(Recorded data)
* begin *

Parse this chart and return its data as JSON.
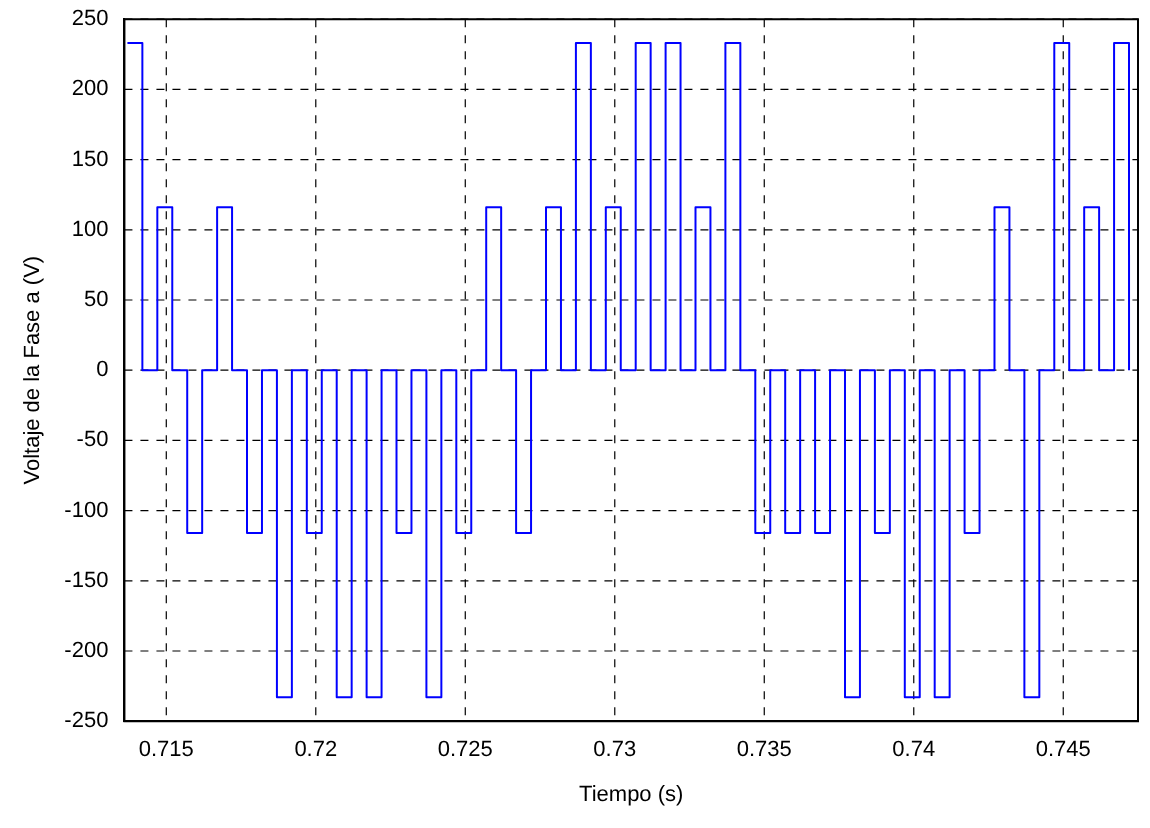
{
  "chart_data": {
    "type": "step",
    "xlabel": "Tiempo (s)",
    "ylabel": "Voltaje de la Fase a (V)",
    "xlim": [
      0.7136,
      0.7475
    ],
    "xticks": [
      0.715,
      0.72,
      0.725,
      0.73,
      0.735,
      0.74,
      0.745
    ],
    "ylim": [
      -250,
      250
    ],
    "yticks": [
      -250,
      -200,
      -150,
      -100,
      -50,
      0,
      50,
      100,
      150,
      200,
      250
    ],
    "grid": true,
    "legend": false,
    "marker": "none",
    "line_style": "solid",
    "x": [
      0.7137,
      0.7142,
      0.7147,
      0.7152,
      0.7157,
      0.7162,
      0.7167,
      0.7172,
      0.7177,
      0.7182,
      0.7187,
      0.7192,
      0.7197,
      0.7202,
      0.7207,
      0.7212,
      0.7217,
      0.7222,
      0.7227,
      0.7232,
      0.7237,
      0.7242,
      0.7247,
      0.7252,
      0.7257,
      0.7262,
      0.7267,
      0.7272,
      0.7277,
      0.7282,
      0.7287,
      0.7292,
      0.7297,
      0.7302,
      0.7307,
      0.7312,
      0.7317,
      0.7322,
      0.7327,
      0.7332,
      0.7337,
      0.7342,
      0.7347,
      0.7352,
      0.7357,
      0.7362,
      0.7367,
      0.7372,
      0.7377,
      0.7382,
      0.7387,
      0.7392,
      0.7397,
      0.7402,
      0.7407,
      0.7412,
      0.7417,
      0.7422,
      0.7427,
      0.7432,
      0.7437,
      0.7442,
      0.7447,
      0.7452,
      0.7457,
      0.7462,
      0.7467,
      0.7472
    ],
    "series": [
      {
        "color": "#0000ff",
        "values": [
          233,
          0,
          116,
          0,
          -116,
          0,
          116,
          0,
          -116,
          0,
          -233,
          0,
          -116,
          0,
          -233,
          0,
          -233,
          0,
          -116,
          0,
          -233,
          0,
          -116,
          0,
          116,
          0,
          -116,
          0,
          116,
          0,
          233,
          0,
          116,
          0,
          233,
          0,
          233,
          0,
          116,
          0,
          233,
          0,
          -116,
          0,
          -116,
          0,
          -116,
          0,
          -233,
          0,
          -116,
          0,
          -233,
          0,
          -233,
          0,
          -116,
          0,
          116,
          0,
          -233,
          0,
          233,
          0,
          116,
          0,
          233,
          0
        ]
      }
    ]
  }
}
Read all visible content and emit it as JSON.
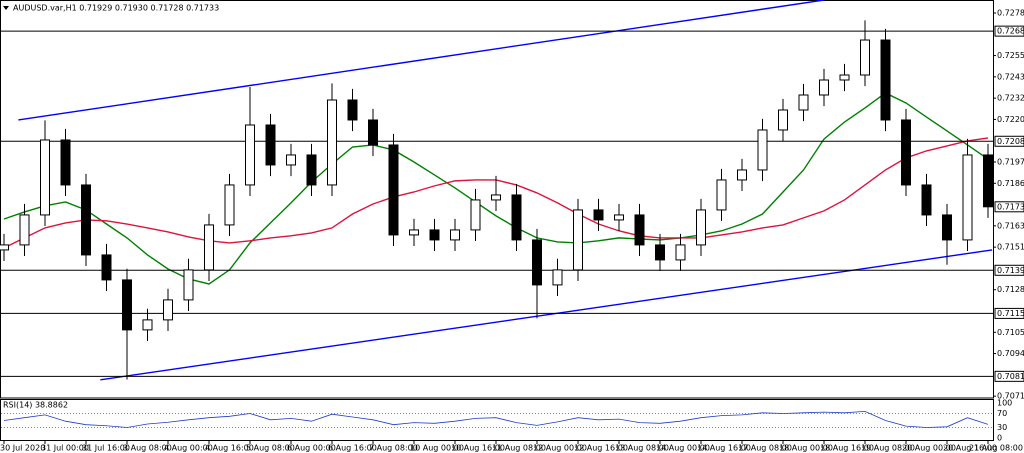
{
  "chart_data": {
    "type": "candlestick",
    "title": "AUDUSD.var,H1  0.71929 0.71930 0.71728 0.71733",
    "categories": [
      "30 Jul 2020",
      null,
      "31 Jul 00:00",
      null,
      "31 Jul 16:00",
      null,
      "3 Aug 08:00",
      null,
      "4 Aug 00:00",
      null,
      "4 Aug 16:00",
      null,
      "5 Aug 08:00",
      null,
      "6 Aug 00:00",
      null,
      "6 Aug 16:00",
      null,
      "7 Aug 08:00",
      null,
      "10 Aug 00:00",
      null,
      "10 Aug 16:00",
      null,
      "11 Aug 08:00",
      null,
      "12 Aug 00:00",
      null,
      "12 Aug 16:00",
      null,
      "13 Aug 08:00",
      null,
      "14 Aug 00:00",
      null,
      "14 Aug 16:00",
      null,
      "17 Aug 08:00",
      null,
      "18 Aug 00:00",
      null,
      "18 Aug 16:00",
      null,
      "19 Aug 08:00",
      null,
      "20 Aug 00:00",
      null,
      "20 Aug 16:00",
      null,
      "21 Aug 08:00"
    ],
    "open": [
      0.715,
      0.71527,
      0.71689,
      0.72094,
      0.71851,
      0.71473,
      0.71338,
      0.71068,
      0.71122,
      0.7123,
      0.71392,
      0.71635,
      0.71851,
      0.72175,
      0.71959,
      0.72013,
      0.71851,
      0.7231,
      0.72202,
      0.72067,
      0.71581,
      0.71608,
      0.71554,
      0.71608,
      0.7177,
      0.71797,
      0.71554,
      0.71311,
      0.71392,
      0.71716,
      0.71662,
      0.71689,
      0.71527,
      0.71446,
      0.71527,
      0.71716,
      0.71878,
      0.71932,
      0.72148,
      0.72256,
      0.72337,
      0.72418,
      0.72445,
      0.72634,
      0.72202,
      0.71851,
      0.71689,
      0.71554,
      0.72013
    ],
    "high": [
      0.71587,
      0.71749,
      0.722,
      0.72154,
      0.71911,
      0.71533,
      0.71398,
      0.71182,
      0.7129,
      0.71452,
      0.71695,
      0.71911,
      0.7238,
      0.72235,
      0.72073,
      0.72073,
      0.724,
      0.7237,
      0.72262,
      0.72127,
      0.71668,
      0.71668,
      0.71668,
      0.7183,
      0.719,
      0.71857,
      0.71614,
      0.71452,
      0.71776,
      0.71776,
      0.71749,
      0.71749,
      0.71587,
      0.71587,
      0.71776,
      0.71938,
      0.71992,
      0.72208,
      0.72316,
      0.72397,
      0.72478,
      0.72505,
      0.7274,
      0.72694,
      0.72262,
      0.71911,
      0.71749,
      0.721,
      0.72073
    ],
    "low": [
      0.7144,
      0.71467,
      0.71629,
      0.71791,
      0.71413,
      0.71278,
      0.708,
      0.71008,
      0.71062,
      0.7117,
      0.71332,
      0.71575,
      0.71791,
      0.71899,
      0.71899,
      0.71791,
      0.71791,
      0.72142,
      0.72007,
      0.71521,
      0.71521,
      0.71494,
      0.71494,
      0.71548,
      0.7171,
      0.71494,
      0.7113,
      0.71251,
      0.71332,
      0.71602,
      0.71602,
      0.71467,
      0.71386,
      0.71386,
      0.71467,
      0.71656,
      0.71818,
      0.71872,
      0.72088,
      0.72196,
      0.72277,
      0.72358,
      0.72385,
      0.72142,
      0.71791,
      0.71629,
      0.7142,
      0.71494,
      0.71673
    ],
    "close": [
      0.71527,
      0.71689,
      0.72094,
      0.71851,
      0.71473,
      0.71338,
      0.71068,
      0.71122,
      0.7123,
      0.71392,
      0.71635,
      0.71851,
      0.72175,
      0.71959,
      0.72013,
      0.71851,
      0.7231,
      0.72202,
      0.72067,
      0.71581,
      0.71608,
      0.71554,
      0.71608,
      0.7177,
      0.71797,
      0.71554,
      0.71311,
      0.71392,
      0.71716,
      0.71662,
      0.71689,
      0.71527,
      0.71446,
      0.71527,
      0.71716,
      0.71878,
      0.71932,
      0.72148,
      0.72256,
      0.72337,
      0.72418,
      0.72445,
      0.72634,
      0.72202,
      0.71851,
      0.71689,
      0.71554,
      0.72013,
      0.71733
    ],
    "ylim": [
      0.707,
      0.72834
    ],
    "yticks": [
      {
        "value": 0.7278,
        "label": "0.72780"
      },
      {
        "value": 0.7255,
        "label": "0.72550"
      },
      {
        "value": 0.72435,
        "label": "0.72435"
      },
      {
        "value": 0.7232,
        "label": "0.72320"
      },
      {
        "value": 0.72205,
        "label": "0.72205"
      },
      {
        "value": 0.71975,
        "label": "0.71975"
      },
      {
        "value": 0.7186,
        "label": "0.71860"
      },
      {
        "value": 0.7163,
        "label": "0.71630"
      },
      {
        "value": 0.71515,
        "label": "0.71515"
      },
      {
        "value": 0.71285,
        "label": "0.71285"
      },
      {
        "value": 0.71055,
        "label": "0.71055"
      },
      {
        "value": 0.7094,
        "label": "0.70940"
      },
      {
        "value": 0.7071,
        "label": "0.70710"
      }
    ],
    "levels": [
      {
        "value": 0.72682,
        "label": "0.72682"
      },
      {
        "value": 0.72087,
        "label": "0.72087"
      },
      {
        "value": 0.7139,
        "label": "0.71390"
      },
      {
        "value": 0.71157,
        "label": "0.71157"
      },
      {
        "value": 0.70817,
        "label": "0.70817"
      }
    ],
    "last_price": {
      "value": 0.71733,
      "label": "0.71733"
    },
    "moving_averages": [
      {
        "color": "#008000",
        "values": [
          0.71667,
          0.71705,
          0.71738,
          0.71759,
          0.71716,
          0.7164,
          0.71565,
          0.71473,
          0.71397,
          0.71343,
          0.71316,
          0.71392,
          0.71538,
          0.71646,
          0.71754,
          0.71867,
          0.71964,
          0.72056,
          0.72067,
          0.7204,
          0.71975,
          0.71905,
          0.71835,
          0.71759,
          0.71684,
          0.71619,
          0.71565,
          0.71543,
          0.71538,
          0.71549,
          0.71565,
          0.71559,
          0.71554,
          0.71565,
          0.71581,
          0.71603,
          0.7164,
          0.71694,
          0.71813,
          0.71932,
          0.72099,
          0.72191,
          0.72267,
          0.72348,
          0.72294,
          0.72218,
          0.72143,
          0.72067,
          0.71991
        ]
      },
      {
        "color": "#dc143c",
        "values": [
          0.71511,
          0.71565,
          0.71619,
          0.71646,
          0.71662,
          0.71657,
          0.7164,
          0.71619,
          0.71597,
          0.7157,
          0.71549,
          0.71538,
          0.71549,
          0.71565,
          0.71576,
          0.71592,
          0.71619,
          0.71694,
          0.71748,
          0.71786,
          0.71813,
          0.71846,
          0.71873,
          0.71878,
          0.71878,
          0.71851,
          0.71808,
          0.71754,
          0.71694,
          0.7164,
          0.71603,
          0.71576,
          0.71565,
          0.71565,
          0.71565,
          0.71581,
          0.71597,
          0.71619,
          0.71635,
          0.71673,
          0.71711,
          0.7177,
          0.71851,
          0.71932,
          0.71997,
          0.72035,
          0.72062,
          0.72089,
          0.72105
        ]
      }
    ],
    "channels": [
      {
        "color": "#0000ff",
        "x": [
          0.7,
          40
        ],
        "values": [
          0.72202,
          0.7285
        ]
      },
      {
        "color": "#0000ff",
        "x": [
          4.7,
          48.2
        ],
        "values": [
          0.70798,
          0.715
        ]
      }
    ],
    "rsi": {
      "label": "RSI(14) 38.8862",
      "color": "#1e3cc8",
      "ylim": [
        0,
        100
      ],
      "yticks": [
        100,
        70,
        30,
        0
      ],
      "values": [
        50,
        58,
        66,
        48,
        38,
        35,
        30,
        40,
        45,
        52,
        58,
        62,
        70,
        52,
        56,
        48,
        68,
        60,
        52,
        38,
        44,
        42,
        48,
        56,
        58,
        44,
        36,
        46,
        58,
        52,
        54,
        44,
        42,
        48,
        58,
        64,
        66,
        72,
        70,
        72,
        74,
        72,
        76,
        50,
        34,
        30,
        32,
        58,
        38.8862
      ]
    }
  }
}
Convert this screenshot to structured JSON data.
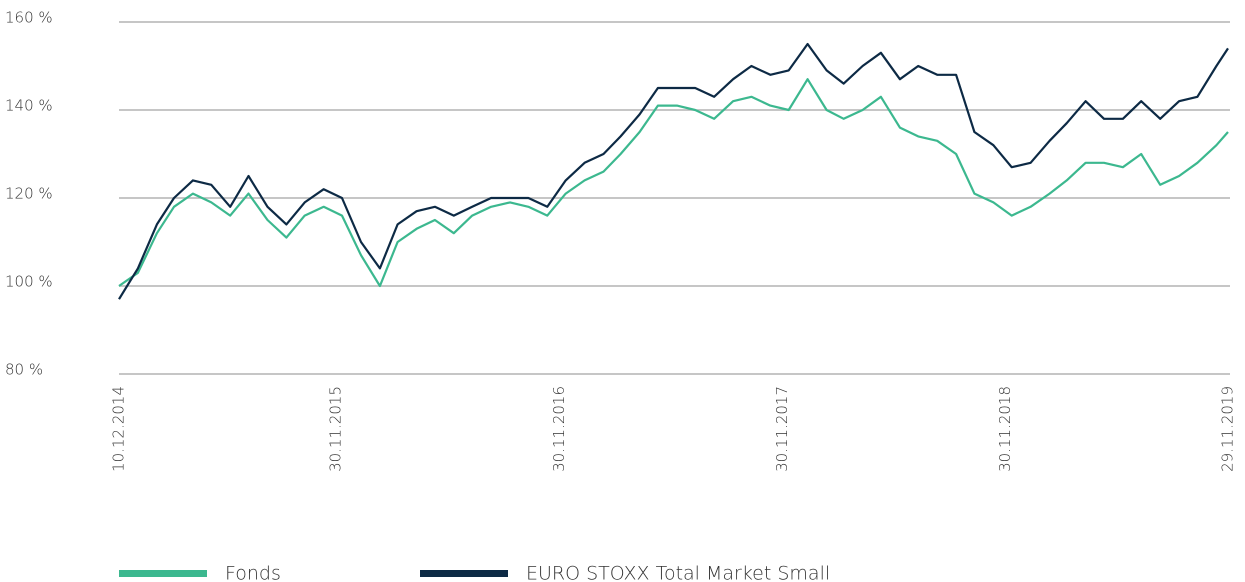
{
  "chart_data": {
    "type": "line",
    "x": [
      "10.12.2014",
      "10.01.2015",
      "10.02.2015",
      "10.03.2015",
      "10.04.2015",
      "10.05.2015",
      "10.06.2015",
      "10.07.2015",
      "10.08.2015",
      "10.09.2015",
      "10.10.2015",
      "10.11.2015",
      "10.12.2015",
      "10.01.2016",
      "10.02.2016",
      "10.03.2016",
      "10.04.2016",
      "10.05.2016",
      "10.06.2016",
      "10.07.2016",
      "10.08.2016",
      "10.09.2016",
      "10.10.2016",
      "10.11.2016",
      "10.12.2016",
      "10.01.2017",
      "10.02.2017",
      "10.03.2017",
      "10.04.2017",
      "10.05.2017",
      "10.06.2017",
      "10.07.2017",
      "10.08.2017",
      "10.09.2017",
      "10.10.2017",
      "10.11.2017",
      "10.12.2017",
      "10.01.2018",
      "10.02.2018",
      "10.03.2018",
      "10.04.2018",
      "10.05.2018",
      "10.06.2018",
      "10.07.2018",
      "10.08.2018",
      "10.09.2018",
      "10.10.2018",
      "10.11.2018",
      "10.12.2018",
      "10.01.2019",
      "10.02.2019",
      "10.03.2019",
      "10.04.2019",
      "10.05.2019",
      "10.06.2019",
      "10.07.2019",
      "10.08.2019",
      "10.09.2019",
      "10.10.2019",
      "10.11.2019",
      "29.11.2019"
    ],
    "series": [
      {
        "name": "Fonds",
        "color": "#3cb88f",
        "values": [
          100,
          103,
          112,
          118,
          121,
          119,
          116,
          121,
          115,
          111,
          116,
          118,
          116,
          107,
          100,
          110,
          113,
          115,
          112,
          116,
          118,
          119,
          118,
          116,
          121,
          124,
          126,
          130,
          135,
          141,
          141,
          140,
          138,
          142,
          143,
          141,
          140,
          147,
          140,
          138,
          140,
          143,
          136,
          134,
          133,
          130,
          121,
          119,
          116,
          118,
          121,
          124,
          128,
          128,
          127,
          130,
          123,
          125,
          128,
          132,
          135
        ]
      },
      {
        "name": "EURO STOXX Total Market Small",
        "color": "#0d2a45",
        "values": [
          97,
          104,
          114,
          120,
          124,
          123,
          118,
          125,
          118,
          114,
          119,
          122,
          120,
          110,
          104,
          114,
          117,
          118,
          116,
          118,
          120,
          120,
          120,
          118,
          124,
          128,
          130,
          134,
          139,
          145,
          145,
          145,
          143,
          147,
          150,
          148,
          149,
          155,
          149,
          146,
          150,
          153,
          147,
          150,
          148,
          148,
          135,
          132,
          127,
          128,
          133,
          137,
          142,
          138,
          138,
          142,
          138,
          142,
          143,
          150,
          154
        ]
      }
    ],
    "xlim": [
      "10.12.2014",
      "29.11.2019"
    ],
    "xticks": [
      "10.12.2014",
      "30.11.2015",
      "30.11.2016",
      "30.11.2017",
      "30.11.2018",
      "29.11.2019"
    ],
    "ylim": [
      80,
      160
    ],
    "yticks": [
      {
        "value": 80,
        "label": "80 %"
      },
      {
        "value": 100,
        "label": "100 %"
      },
      {
        "value": 120,
        "label": "120 %"
      },
      {
        "value": 140,
        "label": "140 %"
      },
      {
        "value": 160,
        "label": "160 %"
      }
    ],
    "grid": true,
    "legend": "bottom"
  }
}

* end *

_REQUEST_
Each line in the listing above that contains "color" should be copied.

_OUTPUT FOR THIS EXERCISE_
        "color": "#0000ff",
        "color": "#008000",
        "color": "#dc143c",
        "color": "#0000ff",
        "color": "#0000ff",
      "color": "#1e3cc8",
        "color": "#3cb88f",
        "color": "#0d2a45",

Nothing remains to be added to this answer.